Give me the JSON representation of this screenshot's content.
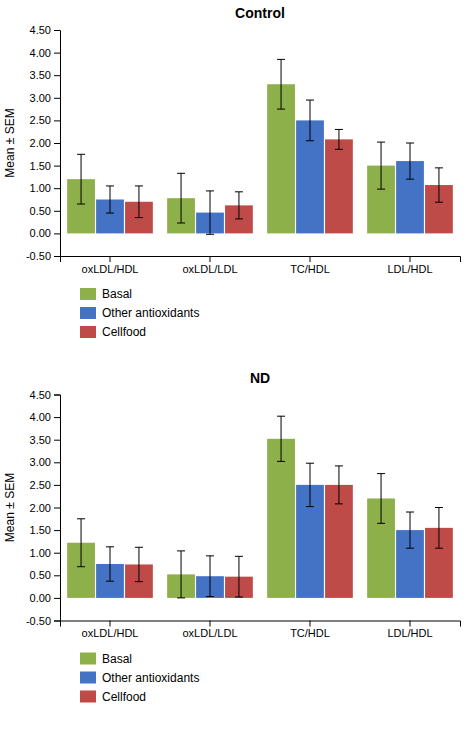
{
  "chart_data": [
    {
      "type": "bar",
      "title": "Control",
      "categories": [
        "oxLDL/HDL",
        "oxLDL/LDL",
        "TC/HDL",
        "LDL/HDL"
      ],
      "ylabel": "Mean ± SEM",
      "ylim": [
        -0.5,
        4.5
      ],
      "yticks": [
        {
          "value": -0.5,
          "label": "-0.50"
        },
        {
          "value": 0,
          "label": "0.00"
        },
        {
          "value": 0.5,
          "label": "0.50"
        },
        {
          "value": 1,
          "label": "1.00"
        },
        {
          "value": 1.5,
          "label": "1.50"
        },
        {
          "value": 2,
          "label": "2.00"
        },
        {
          "value": 2.5,
          "label": "2.50"
        },
        {
          "value": 3,
          "label": "3.00"
        },
        {
          "value": 3.5,
          "label": "3.50"
        },
        {
          "value": 4,
          "label": "4.00"
        },
        {
          "value": 4.5,
          "label": "4.50"
        }
      ],
      "grid": false,
      "legend": "bottom",
      "series": [
        {
          "name": "Basal",
          "color": "#8DB04A",
          "values": [
            1.2,
            0.78,
            3.3,
            1.5
          ],
          "errors": [
            0.55,
            0.55,
            0.55,
            0.52
          ]
        },
        {
          "name": "Other antioxidants",
          "color": "#4472C4",
          "values": [
            0.75,
            0.46,
            2.5,
            1.6
          ],
          "errors": [
            0.3,
            0.48,
            0.45,
            0.4
          ]
        },
        {
          "name": "Cellfood",
          "color": "#BE4B48",
          "values": [
            0.7,
            0.62,
            2.08,
            1.07
          ],
          "errors": [
            0.35,
            0.3,
            0.22,
            0.38
          ]
        }
      ]
    },
    {
      "type": "bar",
      "title": "ND",
      "categories": [
        "oxLDL/HDL",
        "oxLDL/LDL",
        "TC/HDL",
        "LDL/HDL"
      ],
      "ylabel": "Mean ± SEM",
      "ylim": [
        -0.5,
        4.5
      ],
      "yticks": [
        {
          "value": -0.5,
          "label": "-0.50"
        },
        {
          "value": 0,
          "label": "0.00"
        },
        {
          "value": 0.5,
          "label": "0.50"
        },
        {
          "value": 1,
          "label": "1.00"
        },
        {
          "value": 1.5,
          "label": "1.50"
        },
        {
          "value": 2,
          "label": "2.00"
        },
        {
          "value": 2.5,
          "label": "2.50"
        },
        {
          "value": 3,
          "label": "3.00"
        },
        {
          "value": 3.5,
          "label": "3.50"
        },
        {
          "value": 4,
          "label": "4.00"
        },
        {
          "value": 4.5,
          "label": "4.50"
        }
      ],
      "grid": false,
      "legend": "bottom",
      "series": [
        {
          "name": "Basal",
          "color": "#8DB04A",
          "values": [
            1.22,
            0.52,
            3.52,
            2.2
          ],
          "errors": [
            0.53,
            0.52,
            0.5,
            0.55
          ]
        },
        {
          "name": "Other antioxidants",
          "color": "#4472C4",
          "values": [
            0.75,
            0.48,
            2.5,
            1.5
          ],
          "errors": [
            0.38,
            0.45,
            0.48,
            0.4
          ]
        },
        {
          "name": "Cellfood",
          "color": "#BE4B48",
          "values": [
            0.74,
            0.47,
            2.5,
            1.55
          ],
          "errors": [
            0.38,
            0.45,
            0.42,
            0.45
          ]
        }
      ]
    }
  ]
}
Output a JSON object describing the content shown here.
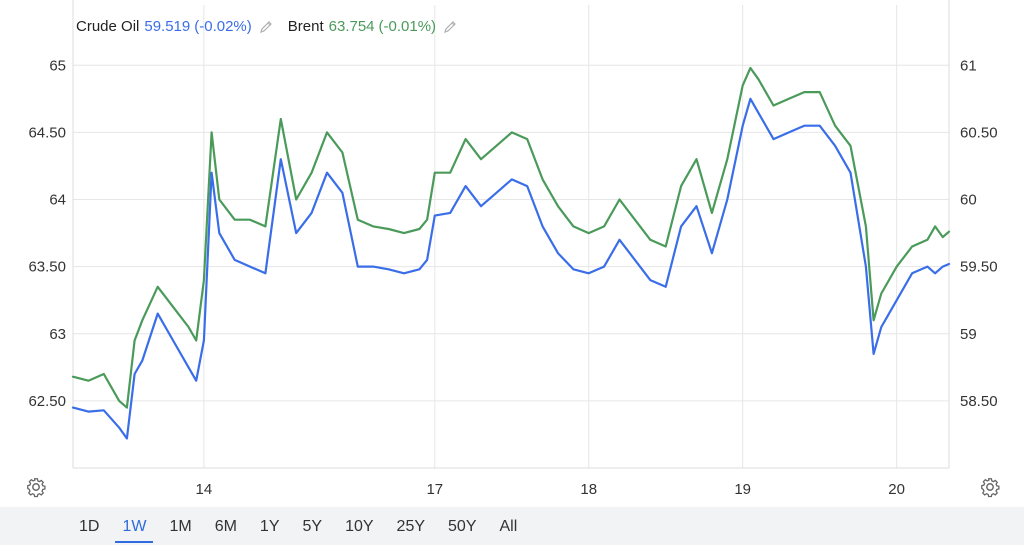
{
  "legend": [
    {
      "name": "Crude Oil",
      "value": "59.519",
      "change": "(-0.02%)",
      "color": "#3a6ee8"
    },
    {
      "name": "Brent",
      "value": "63.754",
      "change": "(-0.01%)",
      "color": "#4a9a5a"
    }
  ],
  "range_buttons": [
    "1D",
    "1W",
    "1M",
    "6M",
    "1Y",
    "5Y",
    "10Y",
    "25Y",
    "50Y",
    "All"
  ],
  "active_range": "1W",
  "icons": {
    "settings_left": "gear-icon",
    "settings_right": "gear-icon",
    "edit": "pencil-icon"
  },
  "chart_data": {
    "type": "line",
    "x_tick_labels": [
      "14",
      "17",
      "18",
      "19",
      "20"
    ],
    "x_tick_positions": [
      1.5,
      3,
      4,
      5,
      6
    ],
    "xlim": [
      0.65,
      6.34
    ],
    "left_axis": {
      "ylim": [
        62,
        65.3
      ],
      "ticks": [
        62.5,
        63,
        63.5,
        64,
        64.5,
        65
      ],
      "tick_labels": [
        "62.50",
        "63",
        "63.50",
        "64",
        "64.50",
        "65"
      ]
    },
    "right_axis": {
      "ylim": [
        58,
        61.3
      ],
      "ticks": [
        58.5,
        59,
        59.5,
        60,
        60.5,
        61
      ],
      "tick_labels": [
        "58.50",
        "59",
        "59.50",
        "60",
        "60.50",
        "61"
      ]
    },
    "grid": true,
    "series": [
      {
        "name": "Crude Oil",
        "axis": "right",
        "color": "#3a6ee8",
        "x": [
          0.65,
          0.75,
          0.85,
          0.95,
          1.0,
          1.05,
          1.1,
          1.2,
          1.3,
          1.4,
          1.45,
          1.5,
          1.55,
          1.6,
          1.7,
          1.8,
          1.9,
          2.0,
          2.1,
          2.2,
          2.3,
          2.4,
          2.5,
          2.6,
          2.7,
          2.8,
          2.9,
          2.95,
          3.0,
          3.1,
          3.2,
          3.3,
          3.4,
          3.5,
          3.6,
          3.7,
          3.8,
          3.9,
          4.0,
          4.1,
          4.2,
          4.3,
          4.4,
          4.5,
          4.6,
          4.7,
          4.8,
          4.9,
          5.0,
          5.05,
          5.1,
          5.2,
          5.3,
          5.4,
          5.5,
          5.6,
          5.7,
          5.8,
          5.85,
          5.9,
          6.0,
          6.1,
          6.2,
          6.25,
          6.3,
          6.34
        ],
        "y": [
          58.45,
          58.42,
          58.43,
          58.3,
          58.22,
          58.7,
          58.8,
          59.15,
          58.95,
          58.75,
          58.65,
          58.95,
          60.2,
          59.75,
          59.55,
          59.5,
          59.45,
          60.3,
          59.75,
          59.9,
          60.2,
          60.05,
          59.5,
          59.5,
          59.48,
          59.45,
          59.48,
          59.55,
          59.88,
          59.9,
          60.1,
          59.95,
          60.05,
          60.15,
          60.1,
          59.8,
          59.6,
          59.48,
          59.45,
          59.5,
          59.7,
          59.55,
          59.4,
          59.35,
          59.8,
          59.95,
          59.6,
          60.0,
          60.55,
          60.75,
          60.65,
          60.45,
          60.5,
          60.55,
          60.55,
          60.4,
          60.2,
          59.5,
          58.85,
          59.05,
          59.25,
          59.45,
          59.5,
          59.45,
          59.5,
          59.52
        ]
      },
      {
        "name": "Brent",
        "axis": "left",
        "color": "#4a9a5a",
        "x": [
          0.65,
          0.75,
          0.85,
          0.95,
          1.0,
          1.05,
          1.1,
          1.2,
          1.3,
          1.4,
          1.45,
          1.5,
          1.55,
          1.6,
          1.7,
          1.8,
          1.9,
          2.0,
          2.1,
          2.2,
          2.3,
          2.4,
          2.5,
          2.6,
          2.7,
          2.8,
          2.9,
          2.95,
          3.0,
          3.1,
          3.2,
          3.3,
          3.4,
          3.5,
          3.6,
          3.7,
          3.8,
          3.9,
          4.0,
          4.1,
          4.2,
          4.3,
          4.4,
          4.5,
          4.6,
          4.7,
          4.8,
          4.9,
          5.0,
          5.05,
          5.1,
          5.2,
          5.3,
          5.4,
          5.5,
          5.6,
          5.7,
          5.8,
          5.85,
          5.9,
          6.0,
          6.1,
          6.2,
          6.25,
          6.3,
          6.34
        ],
        "y": [
          62.68,
          62.65,
          62.7,
          62.5,
          62.45,
          62.95,
          63.1,
          63.35,
          63.2,
          63.05,
          62.95,
          63.4,
          64.5,
          64.0,
          63.85,
          63.85,
          63.8,
          64.6,
          64.0,
          64.2,
          64.5,
          64.35,
          63.85,
          63.8,
          63.78,
          63.75,
          63.78,
          63.85,
          64.2,
          64.2,
          64.45,
          64.3,
          64.4,
          64.5,
          64.45,
          64.15,
          63.95,
          63.8,
          63.75,
          63.8,
          64.0,
          63.85,
          63.7,
          63.65,
          64.1,
          64.3,
          63.9,
          64.3,
          64.85,
          64.98,
          64.9,
          64.7,
          64.75,
          64.8,
          64.8,
          64.55,
          64.4,
          63.8,
          63.1,
          63.3,
          63.5,
          63.65,
          63.7,
          63.8,
          63.72,
          63.76
        ]
      }
    ]
  }
}
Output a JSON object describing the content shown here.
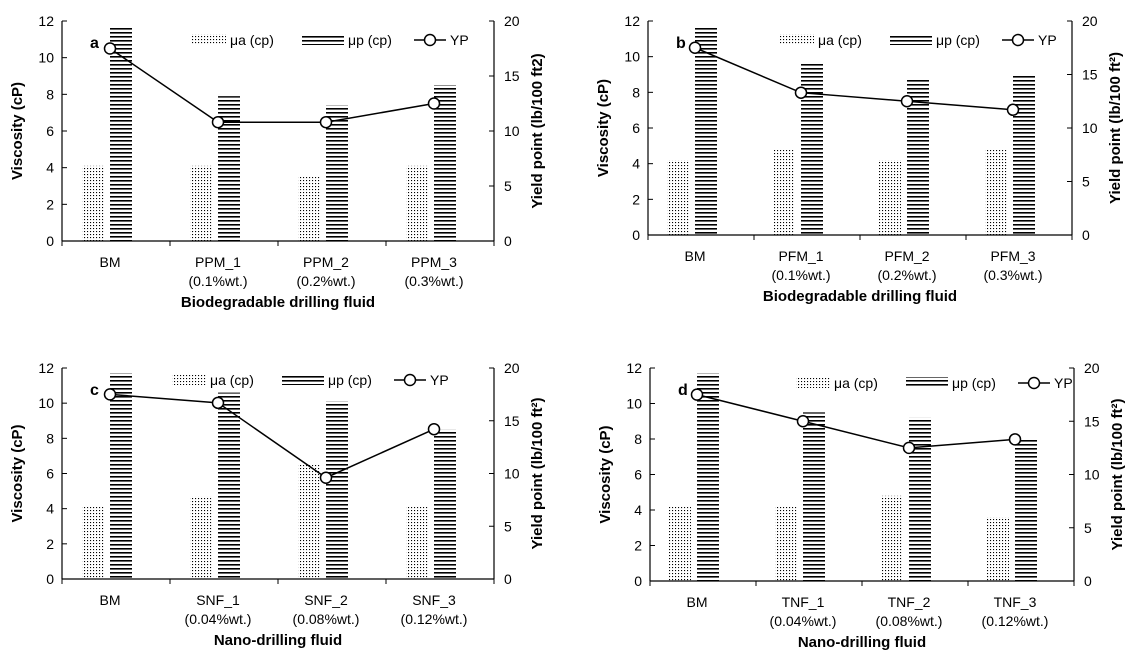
{
  "chart_data": [
    {
      "type": "bar",
      "panel_label": "a",
      "xlabel": "Biodegradable drilling fluid",
      "ylabel": "Viscosity (cP)",
      "y2label": "Yield point (lb/100 ft2)",
      "ylim": [
        0,
        12
      ],
      "y2lim": [
        0,
        20
      ],
      "yticks": [
        "0",
        "2",
        "4",
        "6",
        "8",
        "10",
        "12"
      ],
      "y2ticks": [
        "0",
        "5",
        "10",
        "15",
        "20"
      ],
      "categories": [
        {
          "line1": "BM",
          "line2": ""
        },
        {
          "line1": "PPM_1",
          "line2": "(0.1%wt.)"
        },
        {
          "line1": "PPM_2",
          "line2": "(0.2%wt.)"
        },
        {
          "line1": "PPM_3",
          "line2": "(0.3%wt.)"
        }
      ],
      "legend": [
        "μa (cp)",
        "μp (cp)",
        "YP"
      ],
      "series": [
        {
          "name": "μa (cp)",
          "axis": "left",
          "values": [
            4.1,
            4.1,
            3.5,
            4.1
          ]
        },
        {
          "name": "μp (cp)",
          "axis": "left",
          "values": [
            11.7,
            7.9,
            7.4,
            8.5
          ]
        },
        {
          "name": "YP",
          "axis": "right",
          "values": [
            17.5,
            10.8,
            10.8,
            12.5
          ]
        }
      ]
    },
    {
      "type": "bar",
      "panel_label": "b",
      "xlabel": "Biodegradable drilling fluid",
      "ylabel": "Viscosity (cP)",
      "y2label": "Yield point (lb/100 ft²)",
      "ylim": [
        0,
        12
      ],
      "y2lim": [
        0,
        20
      ],
      "yticks": [
        "0",
        "2",
        "4",
        "6",
        "8",
        "10",
        "12"
      ],
      "y2ticks": [
        "0",
        "5",
        "10",
        "15",
        "20"
      ],
      "categories": [
        {
          "line1": "BM",
          "line2": ""
        },
        {
          "line1": "PFM_1",
          "line2": "(0.1%wt.)"
        },
        {
          "line1": "PFM_2",
          "line2": "(0.2%wt.)"
        },
        {
          "line1": "PFM_3",
          "line2": "(0.3%wt.)"
        }
      ],
      "legend": [
        "μa (cp)",
        "μp (cp)",
        "YP"
      ],
      "series": [
        {
          "name": "μa (cp)",
          "axis": "left",
          "values": [
            4.2,
            4.8,
            4.2,
            4.8
          ]
        },
        {
          "name": "μp (cp)",
          "axis": "left",
          "values": [
            11.7,
            9.6,
            8.7,
            9.0
          ]
        },
        {
          "name": "YP",
          "axis": "right",
          "values": [
            17.5,
            13.3,
            12.5,
            11.7
          ]
        }
      ]
    },
    {
      "type": "bar",
      "panel_label": "c",
      "xlabel": "Nano-drilling fluid",
      "ylabel": "Viscosity (cP)",
      "y2label": "Yield point (lb/100 ft²)",
      "ylim": [
        0,
        12
      ],
      "y2lim": [
        0,
        20
      ],
      "yticks": [
        "0",
        "2",
        "4",
        "6",
        "8",
        "10",
        "12"
      ],
      "y2ticks": [
        "0",
        "5",
        "10",
        "15",
        "20"
      ],
      "categories": [
        {
          "line1": "BM",
          "line2": ""
        },
        {
          "line1": "SNF_1",
          "line2": "(0.04%wt.)"
        },
        {
          "line1": "SNF_2",
          "line2": "(0.08%wt.)"
        },
        {
          "line1": "SNF_3",
          "line2": "(0.12%wt.)"
        }
      ],
      "legend": [
        "μa (cp)",
        "μp (cp)",
        "YP"
      ],
      "series": [
        {
          "name": "μa (cp)",
          "axis": "left",
          "values": [
            4.1,
            4.7,
            6.5,
            4.1
          ]
        },
        {
          "name": "μp (cp)",
          "axis": "left",
          "values": [
            11.7,
            10.6,
            10.1,
            8.5
          ]
        },
        {
          "name": "YP",
          "axis": "right",
          "values": [
            17.5,
            16.7,
            9.6,
            14.2
          ]
        }
      ]
    },
    {
      "type": "bar",
      "panel_label": "d",
      "xlabel": "Nano-drilling fluid",
      "ylabel": "Viscosity (cP)",
      "y2label": "Yield point (lb/100 ft²)",
      "ylim": [
        0,
        12
      ],
      "y2lim": [
        0,
        20
      ],
      "yticks": [
        "0",
        "2",
        "4",
        "6",
        "8",
        "10",
        "12"
      ],
      "y2ticks": [
        "0",
        "5",
        "10",
        "15",
        "20"
      ],
      "categories": [
        {
          "line1": "BM",
          "line2": ""
        },
        {
          "line1": "TNF_1",
          "line2": "(0.04%wt.)"
        },
        {
          "line1": "TNF_2",
          "line2": "(0.08%wt.)"
        },
        {
          "line1": "TNF_3",
          "line2": "(0.12%wt.)"
        }
      ],
      "legend": [
        "μa (cp)",
        "μp (cp)",
        "YP"
      ],
      "series": [
        {
          "name": "μa (cp)",
          "axis": "left",
          "values": [
            4.2,
            4.2,
            4.8,
            3.6
          ]
        },
        {
          "name": "μp (cp)",
          "axis": "left",
          "values": [
            11.7,
            9.5,
            9.2,
            8.0
          ]
        },
        {
          "name": "YP",
          "axis": "right",
          "values": [
            17.5,
            15.0,
            12.5,
            13.3
          ]
        }
      ]
    }
  ]
}
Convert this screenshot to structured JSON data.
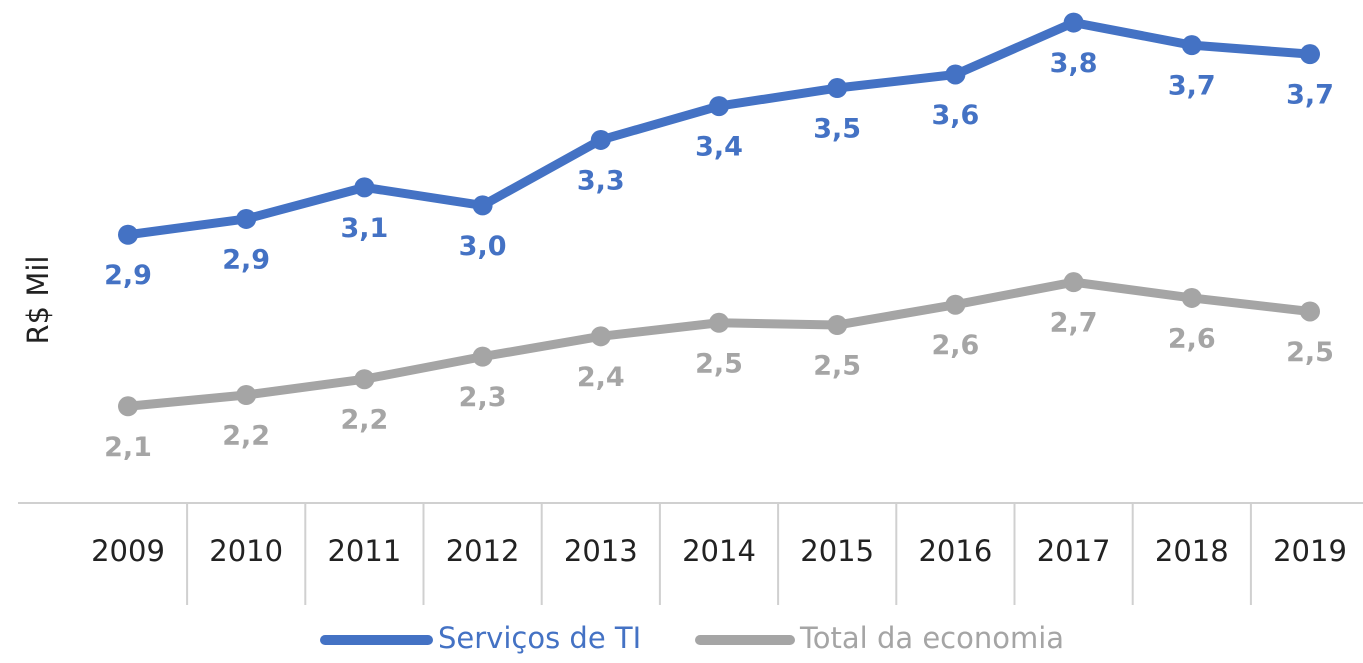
★ ★ ★ ★
The task:
Every line that holds the string "screenshot" should be returned.

Written response:
Give me the JSON representation of this screenshot's content.
Convert this screenshot to structured JSON data.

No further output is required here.